## START The records

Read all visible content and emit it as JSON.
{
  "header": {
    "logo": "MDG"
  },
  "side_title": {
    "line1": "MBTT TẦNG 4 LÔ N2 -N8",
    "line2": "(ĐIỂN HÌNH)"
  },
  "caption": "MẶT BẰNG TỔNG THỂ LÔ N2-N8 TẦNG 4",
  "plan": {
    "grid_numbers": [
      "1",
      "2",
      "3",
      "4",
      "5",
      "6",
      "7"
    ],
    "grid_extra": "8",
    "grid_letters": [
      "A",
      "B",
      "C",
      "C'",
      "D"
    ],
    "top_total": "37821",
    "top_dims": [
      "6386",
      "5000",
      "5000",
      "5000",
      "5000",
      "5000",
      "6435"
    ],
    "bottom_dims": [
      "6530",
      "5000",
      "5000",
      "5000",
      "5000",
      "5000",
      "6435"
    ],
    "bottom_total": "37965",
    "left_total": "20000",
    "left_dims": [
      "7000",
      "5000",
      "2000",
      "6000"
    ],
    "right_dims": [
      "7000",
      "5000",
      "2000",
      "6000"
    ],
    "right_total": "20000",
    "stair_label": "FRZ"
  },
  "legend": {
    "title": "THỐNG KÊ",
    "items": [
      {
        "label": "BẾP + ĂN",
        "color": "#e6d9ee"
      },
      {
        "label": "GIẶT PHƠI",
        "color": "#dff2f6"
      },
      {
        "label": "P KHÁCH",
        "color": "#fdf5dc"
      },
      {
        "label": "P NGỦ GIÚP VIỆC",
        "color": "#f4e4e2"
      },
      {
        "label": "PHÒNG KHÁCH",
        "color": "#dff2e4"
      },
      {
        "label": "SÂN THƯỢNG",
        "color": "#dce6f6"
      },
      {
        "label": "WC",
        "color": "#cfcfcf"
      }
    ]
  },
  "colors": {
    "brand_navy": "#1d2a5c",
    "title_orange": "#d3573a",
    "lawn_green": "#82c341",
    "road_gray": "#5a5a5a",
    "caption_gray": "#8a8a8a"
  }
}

## END The records

- Exercise instructions -
Every line of the data above should be reproduced word for word.

- The completed task -
Read all visible content and emit it as JSON.
{
  "header": {
    "logo": "MDG"
  },
  "side_title": {
    "line1": "MBTT TẦNG 4 LÔ N2 -N8",
    "line2": "(ĐIỂN HÌNH)"
  },
  "caption": "MẶT BẰNG TỔNG THỂ LÔ N2-N8 TẦNG 4",
  "plan": {
    "grid_numbers": [
      "1",
      "2",
      "3",
      "4",
      "5",
      "6",
      "7"
    ],
    "grid_extra": "8",
    "grid_letters": [
      "A",
      "B",
      "C",
      "C'",
      "D"
    ],
    "top_total": "37821",
    "top_dims": [
      "6386",
      "5000",
      "5000",
      "5000",
      "5000",
      "5000",
      "6435"
    ],
    "bottom_dims": [
      "6530",
      "5000",
      "5000",
      "5000",
      "5000",
      "5000",
      "6435"
    ],
    "bottom_total": "37965",
    "left_total": "20000",
    "left_dims": [
      "7000",
      "5000",
      "2000",
      "6000"
    ],
    "right_dims": [
      "7000",
      "5000",
      "2000",
      "6000"
    ],
    "right_total": "20000",
    "stair_label": "FRZ"
  },
  "legend": {
    "title": "THỐNG KÊ",
    "items": [
      {
        "label": "BẾP + ĂN",
        "color": "#e6d9ee"
      },
      {
        "label": "GIẶT PHƠI",
        "color": "#dff2f6"
      },
      {
        "label": "P KHÁCH",
        "color": "#fdf5dc"
      },
      {
        "label": "P NGỦ GIÚP VIỆC",
        "color": "#f4e4e2"
      },
      {
        "label": "PHÒNG KHÁCH",
        "color": "#dff2e4"
      },
      {
        "label": "SÂN THƯỢNG",
        "color": "#dce6f6"
      },
      {
        "label": "WC",
        "color": "#cfcfcf"
      }
    ]
  },
  "colors": {
    "brand_navy": "#1d2a5c",
    "title_orange": "#d3573a",
    "lawn_green": "#82c341",
    "road_gray": "#5a5a5a",
    "caption_gray": "#8a8a8a"
  }
}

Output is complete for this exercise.